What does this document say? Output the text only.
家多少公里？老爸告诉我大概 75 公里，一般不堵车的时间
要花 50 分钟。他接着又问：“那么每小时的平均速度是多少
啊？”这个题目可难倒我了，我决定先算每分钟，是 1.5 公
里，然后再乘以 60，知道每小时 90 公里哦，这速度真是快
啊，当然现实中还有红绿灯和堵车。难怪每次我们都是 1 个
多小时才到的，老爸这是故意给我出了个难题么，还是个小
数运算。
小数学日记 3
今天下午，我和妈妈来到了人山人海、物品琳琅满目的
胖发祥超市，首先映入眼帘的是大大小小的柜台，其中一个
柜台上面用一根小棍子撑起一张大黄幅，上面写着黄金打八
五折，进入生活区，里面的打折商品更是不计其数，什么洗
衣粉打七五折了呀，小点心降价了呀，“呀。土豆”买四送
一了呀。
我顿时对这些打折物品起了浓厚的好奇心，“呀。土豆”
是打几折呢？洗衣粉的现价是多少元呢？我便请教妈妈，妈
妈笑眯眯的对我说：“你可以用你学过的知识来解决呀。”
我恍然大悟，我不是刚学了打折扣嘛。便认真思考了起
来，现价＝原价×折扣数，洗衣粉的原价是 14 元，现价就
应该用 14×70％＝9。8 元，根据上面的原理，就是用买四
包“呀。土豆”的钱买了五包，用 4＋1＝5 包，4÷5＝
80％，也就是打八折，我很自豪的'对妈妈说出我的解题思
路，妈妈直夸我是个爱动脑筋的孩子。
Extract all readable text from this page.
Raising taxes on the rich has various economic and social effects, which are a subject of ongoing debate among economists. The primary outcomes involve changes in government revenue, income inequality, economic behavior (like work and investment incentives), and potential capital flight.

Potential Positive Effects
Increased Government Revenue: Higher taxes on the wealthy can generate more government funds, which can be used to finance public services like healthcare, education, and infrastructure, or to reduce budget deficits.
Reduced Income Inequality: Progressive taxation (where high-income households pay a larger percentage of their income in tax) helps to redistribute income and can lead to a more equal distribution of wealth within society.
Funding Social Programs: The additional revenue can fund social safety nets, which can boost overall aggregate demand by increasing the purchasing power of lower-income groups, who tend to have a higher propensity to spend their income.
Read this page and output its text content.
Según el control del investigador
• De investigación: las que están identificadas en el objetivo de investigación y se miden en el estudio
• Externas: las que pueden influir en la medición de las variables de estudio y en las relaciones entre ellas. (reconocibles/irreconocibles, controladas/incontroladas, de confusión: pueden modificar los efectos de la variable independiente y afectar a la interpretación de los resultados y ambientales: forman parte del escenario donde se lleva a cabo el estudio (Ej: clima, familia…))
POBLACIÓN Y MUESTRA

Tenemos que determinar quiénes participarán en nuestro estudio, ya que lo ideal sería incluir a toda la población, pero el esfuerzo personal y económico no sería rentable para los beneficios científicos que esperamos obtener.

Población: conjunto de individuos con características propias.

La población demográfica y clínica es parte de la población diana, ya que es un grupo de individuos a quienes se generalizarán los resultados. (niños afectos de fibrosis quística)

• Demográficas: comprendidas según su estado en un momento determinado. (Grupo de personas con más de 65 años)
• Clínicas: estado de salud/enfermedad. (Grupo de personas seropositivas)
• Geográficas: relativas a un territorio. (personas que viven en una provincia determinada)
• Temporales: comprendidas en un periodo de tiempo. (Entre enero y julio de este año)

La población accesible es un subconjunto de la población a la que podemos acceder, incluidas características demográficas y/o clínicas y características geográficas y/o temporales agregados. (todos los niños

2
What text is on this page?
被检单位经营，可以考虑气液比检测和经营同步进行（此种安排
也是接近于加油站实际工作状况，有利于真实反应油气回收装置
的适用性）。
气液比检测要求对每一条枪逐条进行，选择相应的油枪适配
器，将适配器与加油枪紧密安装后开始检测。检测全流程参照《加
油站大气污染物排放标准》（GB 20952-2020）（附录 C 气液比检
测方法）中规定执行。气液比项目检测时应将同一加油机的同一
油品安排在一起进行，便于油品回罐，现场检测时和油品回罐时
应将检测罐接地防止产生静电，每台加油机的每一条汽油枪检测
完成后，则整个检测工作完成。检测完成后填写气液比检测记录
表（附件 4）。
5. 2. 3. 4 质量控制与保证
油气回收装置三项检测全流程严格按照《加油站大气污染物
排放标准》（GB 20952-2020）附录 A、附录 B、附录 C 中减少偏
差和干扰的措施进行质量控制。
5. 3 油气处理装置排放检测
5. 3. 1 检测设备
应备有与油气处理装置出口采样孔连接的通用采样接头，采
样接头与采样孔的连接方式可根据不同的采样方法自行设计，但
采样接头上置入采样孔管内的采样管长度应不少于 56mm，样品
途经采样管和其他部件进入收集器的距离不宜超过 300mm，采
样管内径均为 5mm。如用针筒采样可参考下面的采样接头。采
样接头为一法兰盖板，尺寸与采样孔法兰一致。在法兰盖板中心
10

- Task goal -
The records above should be duplicated in full, exactly as given.

- Written reply -
What does this document say? Output the text only.
家多少公里？老爸告诉我大概 75 公里，一般不堵车的时间
要花 50 分钟。他接着又问：“那么每小时的平均速度是多少
啊？”这个题目可难倒我了，我决定先算每分钟，是 1.5 公
里，然后再乘以 60，知道每小时 90 公里哦，这速度真是快
啊，当然现实中还有红绿灯和堵车。难怪每次我们都是 1 个
多小时才到的，老爸这是故意给我出了个难题么，还是个小
数运算。
小数学日记 3
今天下午，我和妈妈来到了人山人海、物品琳琅满目的
胖发祥超市，首先映入眼帘的是大大小小的柜台，其中一个
柜台上面用一根小棍子撑起一张大黄幅，上面写着黄金打八
五折，进入生活区，里面的打折商品更是不计其数，什么洗
衣粉打七五折了呀，小点心降价了呀，“呀。土豆”买四送
一了呀。
我顿时对这些打折物品起了浓厚的好奇心，“呀。土豆”
是打几折呢？洗衣粉的现价是多少元呢？我便请教妈妈，妈
妈笑眯眯的对我说：“你可以用你学过的知识来解决呀。”
我恍然大悟，我不是刚学了打折扣嘛。便认真思考了起
来，现价＝原价×折扣数，洗衣粉的原价是 14 元，现价就
应该用 14×70％＝9。8 元，根据上面的原理，就是用买四
包“呀。土豆”的钱买了五包，用 4＋1＝5 包，4÷5＝
80％，也就是打八折，我很自豪的'对妈妈说出我的解题思
路，妈妈直夸我是个爱动脑筋的孩子。
Extract all readable text from this page.
Raising taxes on the rich has various economic and social effects, which are a subject of ongoing debate among economists. The primary outcomes involve changes in government revenue, income inequality, economic behavior (like work and investment incentives), and potential capital flight.

Potential Positive Effects
Increased Government Revenue: Higher taxes on the wealthy can generate more government funds, which can be used to finance public services like healthcare, education, and infrastructure, or to reduce budget deficits.
Reduced Income Inequality: Progressive taxation (where high-income households pay a larger percentage of their income in tax) helps to redistribute income and can lead to a more equal distribution of wealth within society.
Funding Social Programs: The additional revenue can fund social safety nets, which can boost overall aggregate demand by increasing the purchasing power of lower-income groups, who tend to have a higher propensity to spend their income.
Read this page and output its text content.
Según el control del investigador
• De investigación: las que están identificadas en el objetivo de investigación y se miden en el estudio
• Externas: las que pueden influir en la medición de las variables de estudio y en las relaciones entre ellas. (reconocibles/irreconocibles, controladas/incontroladas, de confusión: pueden modificar los efectos de la variable independiente y afectar a la interpretación de los resultados y ambientales: forman parte del escenario donde se lleva a cabo el estudio (Ej: clima, familia…))
POBLACIÓN Y MUESTRA

Tenemos que determinar quiénes participarán en nuestro estudio, ya que lo ideal sería incluir a toda la población, pero el esfuerzo personal y económico no sería rentable para los beneficios científicos que esperamos obtener.

Población: conjunto de individuos con características propias.

La población demográfica y clínica es parte de la población diana, ya que es un grupo de individuos a quienes se generalizarán los resultados. (niños afectos de fibrosis quística)

• Demográficas: comprendidas según su estado en un momento determinado. (Grupo de personas con más de 65 años)
• Clínicas: estado de salud/enfermedad. (Grupo de personas seropositivas)
• Geográficas: relativas a un territorio. (personas que viven en una provincia determinada)
• Temporales: comprendidas en un periodo de tiempo. (Entre enero y julio de este año)

La población accesible es un subconjunto de la población a la que podemos acceder, incluidas características demográficas y/o clínicas y características geográficas y/o temporales agregados. (todos los niños

2
What text is on this page?
被检单位经营，可以考虑气液比检测和经营同步进行（此种安排
也是接近于加油站实际工作状况，有利于真实反应油气回收装置
的适用性）。
气液比检测要求对每一条枪逐条进行，选择相应的油枪适配
器，将适配器与加油枪紧密安装后开始检测。检测全流程参照《加
油站大气污染物排放标准》（GB 20952-2020）（附录 C 气液比检
测方法）中规定执行。气液比项目检测时应将同一加油机的同一
油品安排在一起进行，便于油品回罐，现场检测时和油品回罐时
应将检测罐接地防止产生静电，每台加油机的每一条汽油枪检测
完成后，则整个检测工作完成。检测完成后填写气液比检测记录
表（附件 4）。
5. 2. 3. 4 质量控制与保证
油气回收装置三项检测全流程严格按照《加油站大气污染物
排放标准》（GB 20952-2020）附录 A、附录 B、附录 C 中减少偏
差和干扰的措施进行质量控制。
5. 3 油气处理装置排放检测
5. 3. 1 检测设备
应备有与油气处理装置出口采样孔连接的通用采样接头，采
样接头与采样孔的连接方式可根据不同的采样方法自行设计，但
采样接头上置入采样孔管内的采样管长度应不少于 56mm，样品
途经采样管和其他部件进入收集器的距离不宜超过 300mm，采
样管内径均为 5mm。如用针筒采样可参考下面的采样接头。采
样接头为一法兰盖板，尺寸与采样孔法兰一致。在法兰盖板中心
10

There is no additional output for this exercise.